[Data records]
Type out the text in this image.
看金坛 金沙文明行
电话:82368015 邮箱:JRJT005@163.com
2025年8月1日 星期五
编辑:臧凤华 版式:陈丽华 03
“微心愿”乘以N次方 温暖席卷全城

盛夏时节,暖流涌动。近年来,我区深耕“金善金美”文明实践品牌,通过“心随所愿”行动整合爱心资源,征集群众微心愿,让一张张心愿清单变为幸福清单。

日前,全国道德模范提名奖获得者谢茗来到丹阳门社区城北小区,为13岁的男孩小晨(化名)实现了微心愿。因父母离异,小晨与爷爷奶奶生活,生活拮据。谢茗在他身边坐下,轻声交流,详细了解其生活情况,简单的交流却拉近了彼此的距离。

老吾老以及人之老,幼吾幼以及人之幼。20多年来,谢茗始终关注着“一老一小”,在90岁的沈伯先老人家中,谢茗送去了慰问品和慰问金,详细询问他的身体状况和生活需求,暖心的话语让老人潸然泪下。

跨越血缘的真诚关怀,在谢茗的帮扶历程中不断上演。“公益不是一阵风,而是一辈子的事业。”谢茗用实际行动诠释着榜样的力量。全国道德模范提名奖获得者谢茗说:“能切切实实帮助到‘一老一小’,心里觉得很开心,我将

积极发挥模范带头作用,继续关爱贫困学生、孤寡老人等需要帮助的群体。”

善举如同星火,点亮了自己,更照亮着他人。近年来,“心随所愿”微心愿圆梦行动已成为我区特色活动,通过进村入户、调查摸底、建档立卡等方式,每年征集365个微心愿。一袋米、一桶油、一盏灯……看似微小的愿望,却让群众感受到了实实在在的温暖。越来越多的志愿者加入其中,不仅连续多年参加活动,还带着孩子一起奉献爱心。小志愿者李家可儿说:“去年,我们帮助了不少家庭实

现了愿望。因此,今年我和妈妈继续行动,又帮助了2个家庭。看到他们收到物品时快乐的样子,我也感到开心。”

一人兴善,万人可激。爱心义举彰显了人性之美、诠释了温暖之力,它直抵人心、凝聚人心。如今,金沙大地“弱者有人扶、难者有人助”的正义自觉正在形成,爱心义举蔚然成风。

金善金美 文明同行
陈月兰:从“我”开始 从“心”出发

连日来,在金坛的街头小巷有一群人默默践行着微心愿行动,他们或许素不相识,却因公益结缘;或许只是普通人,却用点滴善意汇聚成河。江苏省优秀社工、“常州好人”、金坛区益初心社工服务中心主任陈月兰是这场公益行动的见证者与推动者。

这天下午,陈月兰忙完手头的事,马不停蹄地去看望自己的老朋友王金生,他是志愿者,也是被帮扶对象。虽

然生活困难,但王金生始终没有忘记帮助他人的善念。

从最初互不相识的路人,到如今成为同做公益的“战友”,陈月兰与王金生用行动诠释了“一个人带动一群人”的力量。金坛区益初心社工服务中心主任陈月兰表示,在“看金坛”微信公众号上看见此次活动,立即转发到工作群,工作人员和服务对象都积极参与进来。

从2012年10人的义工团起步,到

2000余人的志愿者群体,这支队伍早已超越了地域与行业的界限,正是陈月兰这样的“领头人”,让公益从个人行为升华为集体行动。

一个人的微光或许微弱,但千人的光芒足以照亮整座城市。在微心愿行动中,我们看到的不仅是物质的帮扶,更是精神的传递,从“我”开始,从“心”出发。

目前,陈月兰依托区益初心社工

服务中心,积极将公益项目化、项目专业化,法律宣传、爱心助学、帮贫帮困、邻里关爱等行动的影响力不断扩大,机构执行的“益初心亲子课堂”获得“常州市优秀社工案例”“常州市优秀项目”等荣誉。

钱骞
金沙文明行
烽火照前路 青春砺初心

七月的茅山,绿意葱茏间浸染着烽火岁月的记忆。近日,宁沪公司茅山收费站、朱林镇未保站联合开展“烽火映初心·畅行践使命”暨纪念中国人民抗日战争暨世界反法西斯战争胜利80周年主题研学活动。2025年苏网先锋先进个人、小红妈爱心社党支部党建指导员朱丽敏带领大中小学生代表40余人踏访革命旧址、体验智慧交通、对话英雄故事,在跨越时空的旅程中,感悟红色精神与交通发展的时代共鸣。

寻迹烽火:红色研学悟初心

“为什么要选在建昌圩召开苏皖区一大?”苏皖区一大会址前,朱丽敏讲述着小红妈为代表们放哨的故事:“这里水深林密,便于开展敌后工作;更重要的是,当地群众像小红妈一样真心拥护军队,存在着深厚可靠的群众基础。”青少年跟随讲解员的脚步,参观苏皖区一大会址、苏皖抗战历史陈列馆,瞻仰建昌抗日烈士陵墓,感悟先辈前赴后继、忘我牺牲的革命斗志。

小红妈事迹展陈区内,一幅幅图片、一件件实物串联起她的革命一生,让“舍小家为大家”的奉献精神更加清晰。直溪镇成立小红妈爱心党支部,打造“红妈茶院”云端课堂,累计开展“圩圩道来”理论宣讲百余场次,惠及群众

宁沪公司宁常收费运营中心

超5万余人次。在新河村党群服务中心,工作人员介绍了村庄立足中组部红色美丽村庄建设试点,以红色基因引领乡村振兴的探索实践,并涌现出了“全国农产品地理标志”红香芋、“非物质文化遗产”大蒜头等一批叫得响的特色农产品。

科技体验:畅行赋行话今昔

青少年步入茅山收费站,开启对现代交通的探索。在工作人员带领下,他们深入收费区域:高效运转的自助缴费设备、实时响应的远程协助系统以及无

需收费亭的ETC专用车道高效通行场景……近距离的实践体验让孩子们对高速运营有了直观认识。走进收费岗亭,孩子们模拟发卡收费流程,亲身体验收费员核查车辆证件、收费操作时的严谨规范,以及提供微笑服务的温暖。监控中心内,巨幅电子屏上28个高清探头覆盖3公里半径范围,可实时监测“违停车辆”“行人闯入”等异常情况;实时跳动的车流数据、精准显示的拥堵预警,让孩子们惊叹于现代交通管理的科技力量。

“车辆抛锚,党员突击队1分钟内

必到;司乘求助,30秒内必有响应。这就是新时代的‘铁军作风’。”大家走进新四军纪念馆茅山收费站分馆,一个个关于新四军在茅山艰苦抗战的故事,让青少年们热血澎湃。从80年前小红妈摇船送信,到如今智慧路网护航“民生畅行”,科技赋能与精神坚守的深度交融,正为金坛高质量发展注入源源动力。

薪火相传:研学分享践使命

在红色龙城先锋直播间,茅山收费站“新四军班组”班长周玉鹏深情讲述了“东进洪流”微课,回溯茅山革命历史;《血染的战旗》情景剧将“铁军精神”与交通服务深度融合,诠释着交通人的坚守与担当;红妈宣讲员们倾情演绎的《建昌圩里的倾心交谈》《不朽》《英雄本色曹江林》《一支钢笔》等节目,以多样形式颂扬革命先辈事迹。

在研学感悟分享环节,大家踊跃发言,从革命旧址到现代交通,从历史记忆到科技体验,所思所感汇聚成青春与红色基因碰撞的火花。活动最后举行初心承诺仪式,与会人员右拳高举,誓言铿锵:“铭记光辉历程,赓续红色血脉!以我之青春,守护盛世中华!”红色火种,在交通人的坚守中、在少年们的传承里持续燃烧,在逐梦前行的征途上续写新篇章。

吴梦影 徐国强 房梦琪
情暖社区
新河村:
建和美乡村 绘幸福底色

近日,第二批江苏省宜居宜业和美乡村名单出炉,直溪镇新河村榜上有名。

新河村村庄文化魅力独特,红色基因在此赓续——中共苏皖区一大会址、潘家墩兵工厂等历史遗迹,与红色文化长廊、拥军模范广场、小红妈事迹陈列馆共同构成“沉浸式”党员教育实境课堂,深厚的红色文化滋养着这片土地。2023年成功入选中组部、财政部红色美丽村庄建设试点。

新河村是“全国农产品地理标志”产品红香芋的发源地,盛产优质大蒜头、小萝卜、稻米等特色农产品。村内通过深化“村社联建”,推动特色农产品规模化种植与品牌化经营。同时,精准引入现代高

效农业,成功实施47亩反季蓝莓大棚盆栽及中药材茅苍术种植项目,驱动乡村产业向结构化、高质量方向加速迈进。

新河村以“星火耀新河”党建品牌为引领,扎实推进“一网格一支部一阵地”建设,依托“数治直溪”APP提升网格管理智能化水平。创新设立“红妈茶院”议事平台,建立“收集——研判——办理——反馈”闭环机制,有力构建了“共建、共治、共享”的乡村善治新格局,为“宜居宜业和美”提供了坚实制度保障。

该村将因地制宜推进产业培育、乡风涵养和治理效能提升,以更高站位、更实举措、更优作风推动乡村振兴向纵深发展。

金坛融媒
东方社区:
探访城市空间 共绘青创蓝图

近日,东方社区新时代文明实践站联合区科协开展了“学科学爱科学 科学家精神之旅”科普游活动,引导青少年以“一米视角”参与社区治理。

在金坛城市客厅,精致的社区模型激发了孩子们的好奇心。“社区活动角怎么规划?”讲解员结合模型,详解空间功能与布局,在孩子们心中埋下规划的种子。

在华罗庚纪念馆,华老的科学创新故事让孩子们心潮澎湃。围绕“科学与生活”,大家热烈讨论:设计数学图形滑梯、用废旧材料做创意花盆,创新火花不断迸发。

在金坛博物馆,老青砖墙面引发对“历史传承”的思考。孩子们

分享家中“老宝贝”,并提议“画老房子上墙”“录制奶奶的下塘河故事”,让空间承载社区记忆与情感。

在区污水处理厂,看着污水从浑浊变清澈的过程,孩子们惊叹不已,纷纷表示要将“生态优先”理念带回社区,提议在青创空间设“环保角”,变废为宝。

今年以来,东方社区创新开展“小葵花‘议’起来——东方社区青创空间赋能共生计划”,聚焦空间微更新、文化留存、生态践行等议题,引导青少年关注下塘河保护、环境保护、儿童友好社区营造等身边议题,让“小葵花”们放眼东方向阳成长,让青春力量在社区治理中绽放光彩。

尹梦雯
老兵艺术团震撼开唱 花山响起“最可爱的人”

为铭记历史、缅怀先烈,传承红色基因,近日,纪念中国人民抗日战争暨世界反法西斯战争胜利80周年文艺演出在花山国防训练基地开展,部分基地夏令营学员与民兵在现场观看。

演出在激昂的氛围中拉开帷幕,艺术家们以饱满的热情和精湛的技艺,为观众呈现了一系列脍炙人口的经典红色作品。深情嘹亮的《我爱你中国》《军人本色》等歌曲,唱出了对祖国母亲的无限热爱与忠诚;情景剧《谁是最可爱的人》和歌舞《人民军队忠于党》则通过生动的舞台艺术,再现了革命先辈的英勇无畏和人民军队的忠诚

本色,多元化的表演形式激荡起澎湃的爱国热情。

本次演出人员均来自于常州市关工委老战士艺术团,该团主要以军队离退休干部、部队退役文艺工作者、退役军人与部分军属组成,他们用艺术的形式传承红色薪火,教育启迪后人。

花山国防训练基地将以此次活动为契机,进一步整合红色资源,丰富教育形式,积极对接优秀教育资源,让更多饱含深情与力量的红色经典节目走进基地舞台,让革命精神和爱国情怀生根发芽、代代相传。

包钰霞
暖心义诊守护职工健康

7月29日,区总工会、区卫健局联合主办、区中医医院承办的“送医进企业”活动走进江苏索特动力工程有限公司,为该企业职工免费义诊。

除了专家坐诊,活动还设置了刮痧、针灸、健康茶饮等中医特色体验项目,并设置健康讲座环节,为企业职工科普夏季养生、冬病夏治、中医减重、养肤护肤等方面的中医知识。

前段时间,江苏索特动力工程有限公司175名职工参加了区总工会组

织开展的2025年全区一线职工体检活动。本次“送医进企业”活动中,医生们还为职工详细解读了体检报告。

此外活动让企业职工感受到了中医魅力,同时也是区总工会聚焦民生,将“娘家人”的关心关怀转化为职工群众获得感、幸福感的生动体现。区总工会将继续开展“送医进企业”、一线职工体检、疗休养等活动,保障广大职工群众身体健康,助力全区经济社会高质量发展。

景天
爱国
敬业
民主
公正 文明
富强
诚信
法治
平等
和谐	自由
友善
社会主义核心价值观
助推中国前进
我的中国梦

## What the task requires
Look through the data and gather every line with the string "全国农产品地理标志" in it.

## Answer to this problem
超5万余人次。在新河村党群服务中心,工作人员介绍了村庄立足中组部红色美丽村庄建设试点,以红色基因引领乡村振兴的探索实践,并涌现出了“全国农产品地理标志”红香芋、“非物质文化遗产”大蒜头等一批叫得响的特色农产品。
新河村是“全国农产品地理标志”产品红香芋的发源地,盛产优质大蒜头、小萝卜、稻米等特色农产品。村内通过深化“村社联建”,推动特色农产品规模化种植与品牌化经营。同时,精准引入现代高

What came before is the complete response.